Aim of the task = In the records below, find each line containing the word "ROAD" and copy it.

Exercise input =
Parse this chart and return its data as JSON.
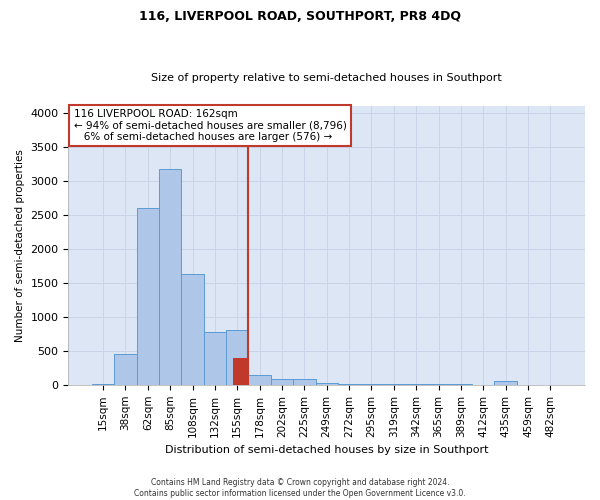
{
  "title": "116, LIVERPOOL ROAD, SOUTHPORT, PR8 4DQ",
  "subtitle": "Size of property relative to semi-detached houses in Southport",
  "xlabel": "Distribution of semi-detached houses by size in Southport",
  "ylabel": "Number of semi-detached properties",
  "footer_line1": "Contains HM Land Registry data © Crown copyright and database right 2024.",
  "footer_line2": "Contains public sector information licensed under the Open Government Licence v3.0.",
  "bin_labels": [
    "15sqm",
    "38sqm",
    "62sqm",
    "85sqm",
    "108sqm",
    "132sqm",
    "155sqm",
    "178sqm",
    "202sqm",
    "225sqm",
    "249sqm",
    "272sqm",
    "295sqm",
    "319sqm",
    "342sqm",
    "365sqm",
    "389sqm",
    "412sqm",
    "435sqm",
    "459sqm",
    "482sqm"
  ],
  "bar_values": [
    10,
    450,
    2600,
    3175,
    1625,
    775,
    800,
    150,
    85,
    85,
    30,
    15,
    15,
    5,
    5,
    5,
    5,
    0,
    55,
    0,
    0
  ],
  "bar_color": "#aec6e8",
  "bar_edge_color": "#5b9bd5",
  "highlight_bar_index": 6,
  "highlight_bar_split": 400,
  "highlight_bar_color": "#c0392b",
  "vline_color": "#c0392b",
  "vline_position": 6.5,
  "ylim": [
    0,
    4100
  ],
  "yticks": [
    0,
    500,
    1000,
    1500,
    2000,
    2500,
    3000,
    3500,
    4000
  ],
  "grid_color": "#c8d4e8",
  "background_color": "#dce6f5",
  "annotation_text_line1": "116 LIVERPOOL ROAD: 162sqm",
  "annotation_text_line2": "← 94% of semi-detached houses are smaller (8,796)",
  "annotation_text_line3": "   6% of semi-detached houses are larger (576) →",
  "annotation_box_color": "white",
  "annotation_box_edge": "#c0392b",
  "title_fontsize": 9,
  "subtitle_fontsize": 8
}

Answer to this problem =
  "title": "116, LIVERPOOL ROAD, SOUTHPORT, PR8 4DQ",
  "annotation_text_line1": "116 LIVERPOOL ROAD: 162sqm",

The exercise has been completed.